===== DATA EXCERPTS =====

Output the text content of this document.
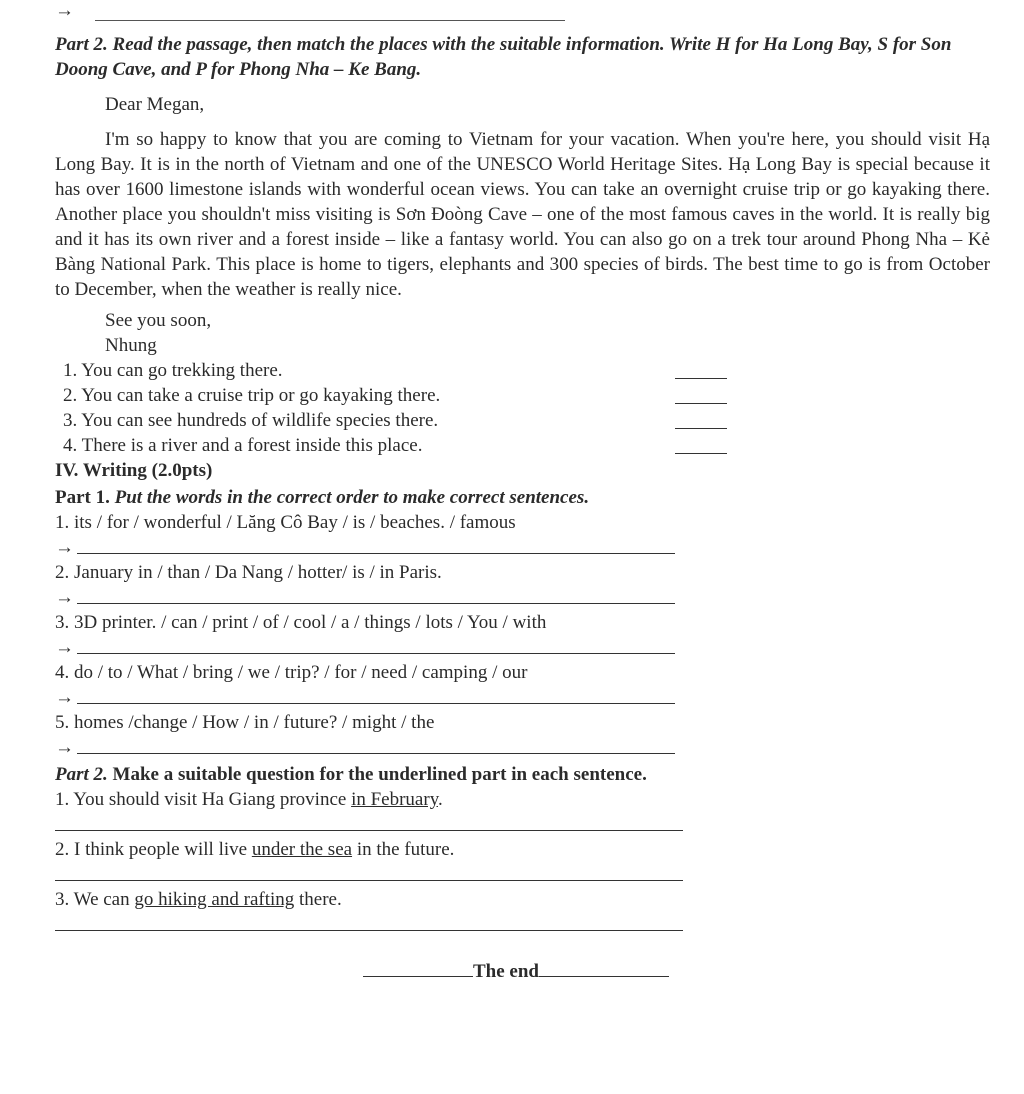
→
Part 2. Read the passage, then match the places with the suitable information. Write H for Ha Long Bay, S for Son Doong Cave, and P for Phong Nha – Ke Bang.
Dear Megan,
I'm so happy to know that you are coming to Vietnam for your vacation. When you're here, you should visit Hạ Long Bay. It is in the north of Vietnam and one of the UNESCO World Heritage Sites. Hạ Long Bay is special because it has over 1600 limestone islands with wonderful ocean views. You can take an overnight cruise trip or go kayaking there. Another place you shouldn't miss visiting is Sơn Đoòng Cave – one of the most famous caves in the world. It is really big and it has its own river and a forest inside – like a fantasy world. You can also go on a trek tour around Phong Nha – Kẻ Bàng National Park. This place is home to tigers, elephants and 300 species of birds. The best time to go is from October to December, when the weather is really nice.
See you soon,
Nhung
1. You can go trekking there.
2. You can take a cruise trip or go kayaking there.
3. You can see hundreds of wildlife species there.
4. There is a river and a forest inside this place.
IV. Writing (2.0pts)
Part 1. Put the words in the correct order to make correct sentences.
1. its / for / wonderful / Lăng Cô Bay / is / beaches. / famous
→
2. January in / than / Da Nang / hotter/ is / in Paris.
→
3. 3D printer. / can / print / of / cool / a / things / lots / You / with
→
4. do / to / What / bring / we / trip? / for / need / camping / our
→
5. homes /change / How / in / future? / might / the
→
Part 2. Make a suitable question for the underlined part in each sentence.
1. You should visit Ha Giang province in February.
2. I think people will live under the sea in the future.
3. We can go hiking and rafting there.
The end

=====

## SHORT EXERCISE
Write out the full set of lines verbatim, without the pictures.

## FINAL ANSWER
Output the text content of this document.
→
Part 2. Read the passage, then match the places with the suitable information. Write H for Ha Long Bay, S for Son Doong Cave, and P for Phong Nha – Ke Bang.
Dear Megan,
I'm so happy to know that you are coming to Vietnam for your vacation. When you're here, you should visit Hạ Long Bay. It is in the north of Vietnam and one of the UNESCO World Heritage Sites. Hạ Long Bay is special because it has over 1600 limestone islands with wonderful ocean views. You can take an overnight cruise trip or go kayaking there. Another place you shouldn't miss visiting is Sơn Đoòng Cave – one of the most famous caves in the world. It is really big and it has its own river and a forest inside – like a fantasy world. You can also go on a trek tour around Phong Nha – Kẻ Bàng National Park. This place is home to tigers, elephants and 300 species of birds. The best time to go is from October to December, when the weather is really nice.
See you soon,
Nhung
1. You can go trekking there.
2. You can take a cruise trip or go kayaking there.
3. You can see hundreds of wildlife species there.
4. There is a river and a forest inside this place.
IV. Writing (2.0pts)
Part 1. Put the words in the correct order to make correct sentences.
1. its / for / wonderful / Lăng Cô Bay / is / beaches. / famous
→
2. January in / than / Da Nang / hotter/ is / in Paris.
→
3. 3D printer. / can / print / of / cool / a / things / lots / You / with
→
4. do / to / What / bring / we / trip? / for / need / camping / our
→
5. homes /change / How / in / future? / might / the
→
Part 2. Make a suitable question for the underlined part in each sentence.
1. You should visit Ha Giang province in February.
2. I think people will live under the sea in the future.
3. We can go hiking and rafting there.
The end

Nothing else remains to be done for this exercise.